Excerto fornecido
----

Com Gervais numa camisa-de-forças, apesar do momento Eddie Murphy, da referência à decadência da NBC (a cadeia responsável espectáculo) e do comparativo entre cerimónias congéneres da HFPA e da AMPAS, com os discursos atropelados e estafados de agradecimento, salvou-se Morgan Freeman e o seu merecidíssimo prémio de carreira Cecil B. DeMille, com Poitier e Mirren a abrilhantar a ocasião.
Não são sequer admissíveis, perante o panorama de uma pobreza confrangedora, as ausências de A Árvore da Vida, Melancolia, A Toupeira ou a brevíssima referência ao último Cronenberg pela nomeação de Mortensen, ou a McQueen por Fassbender, já para nem falar, entre outros, dos independentes Durkin, Reichardt ou Jeff Nichols.

domingo, 15 de janeiro de 2012

Dos aventais


Nada contra. Não sou um gourmet, mas gosto de comer em bons restaurantes de cujas cozinhas emanam pratos com assinatura, e gosto sempre que o autor cortesmente ausculte a minha opinião, de avental alvo, sobre o nível de prazer na degustação do prato. Ao mesmo tempo, é uma peça de tecido com história, que me faz lembrar aquele Portugal rural que se foi perdendo – o do pequeno comércio porta a porta, os marçanos ou o do bulício serviçal. Por exemplo, a criadagem com os miúdos no jardim; a leiteira azeda a esborrachar os pacotes de leite pré-“Tetra Pak” nos alpendres das moradias; da peixeira com as notas de conto no regaço, fazendo trocos nas casas das senhoras, trocando cavalas por mil reis que se juntavam a mais outros tantos amarfanhados, envoltos em escamas e vísceras que escaparam ao produto vendido. Hoje, tudo isso foi substituído pela desprezível bata florida.

----

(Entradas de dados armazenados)
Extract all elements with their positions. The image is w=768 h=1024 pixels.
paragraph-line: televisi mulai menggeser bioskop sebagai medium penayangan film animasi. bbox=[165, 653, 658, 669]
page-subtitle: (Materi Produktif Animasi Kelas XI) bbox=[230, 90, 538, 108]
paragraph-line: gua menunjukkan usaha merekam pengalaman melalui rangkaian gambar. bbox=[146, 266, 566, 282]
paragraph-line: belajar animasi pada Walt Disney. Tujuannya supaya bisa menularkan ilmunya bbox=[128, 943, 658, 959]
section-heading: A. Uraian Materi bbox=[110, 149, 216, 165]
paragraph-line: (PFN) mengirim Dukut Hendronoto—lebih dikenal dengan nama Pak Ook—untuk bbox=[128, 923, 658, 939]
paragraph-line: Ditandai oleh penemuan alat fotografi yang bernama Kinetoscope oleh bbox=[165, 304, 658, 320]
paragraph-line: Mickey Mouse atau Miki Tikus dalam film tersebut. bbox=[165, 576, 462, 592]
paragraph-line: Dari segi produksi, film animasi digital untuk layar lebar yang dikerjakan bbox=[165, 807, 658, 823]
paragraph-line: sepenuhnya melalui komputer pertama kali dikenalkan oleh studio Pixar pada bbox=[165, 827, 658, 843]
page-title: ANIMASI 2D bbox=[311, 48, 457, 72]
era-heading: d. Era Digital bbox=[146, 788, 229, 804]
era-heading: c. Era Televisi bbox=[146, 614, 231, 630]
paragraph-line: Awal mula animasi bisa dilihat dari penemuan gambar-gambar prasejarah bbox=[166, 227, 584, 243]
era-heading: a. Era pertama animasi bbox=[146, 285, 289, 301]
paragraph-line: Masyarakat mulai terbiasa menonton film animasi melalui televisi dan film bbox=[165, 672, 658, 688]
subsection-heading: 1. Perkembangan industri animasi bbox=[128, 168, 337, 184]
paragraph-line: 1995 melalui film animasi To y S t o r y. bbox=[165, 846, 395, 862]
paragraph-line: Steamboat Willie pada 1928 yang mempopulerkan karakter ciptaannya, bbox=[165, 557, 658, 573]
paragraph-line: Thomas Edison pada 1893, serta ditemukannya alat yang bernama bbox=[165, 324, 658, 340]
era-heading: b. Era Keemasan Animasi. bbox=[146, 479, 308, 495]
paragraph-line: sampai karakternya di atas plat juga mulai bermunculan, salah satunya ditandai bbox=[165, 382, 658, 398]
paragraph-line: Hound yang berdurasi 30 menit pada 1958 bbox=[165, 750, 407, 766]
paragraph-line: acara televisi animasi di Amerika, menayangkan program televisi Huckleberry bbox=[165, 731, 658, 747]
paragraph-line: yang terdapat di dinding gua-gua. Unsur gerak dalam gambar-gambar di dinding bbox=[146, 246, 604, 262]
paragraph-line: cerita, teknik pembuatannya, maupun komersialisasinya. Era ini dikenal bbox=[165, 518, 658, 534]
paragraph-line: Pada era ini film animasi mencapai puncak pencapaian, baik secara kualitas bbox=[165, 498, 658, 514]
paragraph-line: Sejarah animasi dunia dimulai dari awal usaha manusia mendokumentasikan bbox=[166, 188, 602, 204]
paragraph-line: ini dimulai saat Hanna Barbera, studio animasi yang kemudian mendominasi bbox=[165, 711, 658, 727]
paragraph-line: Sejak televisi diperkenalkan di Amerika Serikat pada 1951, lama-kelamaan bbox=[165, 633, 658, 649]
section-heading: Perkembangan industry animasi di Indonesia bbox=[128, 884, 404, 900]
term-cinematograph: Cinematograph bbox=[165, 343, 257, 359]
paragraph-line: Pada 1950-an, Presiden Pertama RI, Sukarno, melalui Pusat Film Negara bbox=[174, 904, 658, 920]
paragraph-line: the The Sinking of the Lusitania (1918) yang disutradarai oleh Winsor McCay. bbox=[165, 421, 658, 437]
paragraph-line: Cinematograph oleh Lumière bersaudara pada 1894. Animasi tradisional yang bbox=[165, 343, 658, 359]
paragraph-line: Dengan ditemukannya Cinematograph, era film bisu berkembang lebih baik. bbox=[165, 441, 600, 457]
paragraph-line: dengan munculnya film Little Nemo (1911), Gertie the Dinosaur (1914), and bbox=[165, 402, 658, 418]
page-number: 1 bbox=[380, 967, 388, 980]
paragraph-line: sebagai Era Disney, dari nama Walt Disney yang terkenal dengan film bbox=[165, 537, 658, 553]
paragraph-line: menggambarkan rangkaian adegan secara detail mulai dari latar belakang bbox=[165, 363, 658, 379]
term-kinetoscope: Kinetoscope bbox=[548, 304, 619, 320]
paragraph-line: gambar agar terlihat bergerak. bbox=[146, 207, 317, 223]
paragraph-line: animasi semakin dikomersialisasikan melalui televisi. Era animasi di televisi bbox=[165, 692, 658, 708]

----

Tarefas do exercício
[1] Enumere os três filmes cujas ausências o excerto considera não serem sequer admissíveis.
[2] Segundo o excerto, que prémio recebeu Morgan Freeman?
[3] Traduza para inglês a frase do excerto "Hoje, tudo isso foi substituído pela desprezível bata florida."

Respostas por tarefa
[1] A Árvore da Vida, Melancolia e A Toupeira.

[2] O prémio de carreira Cecil B. DeMille.

[3] Today, all of that has been replaced by the contemptible flowered smock.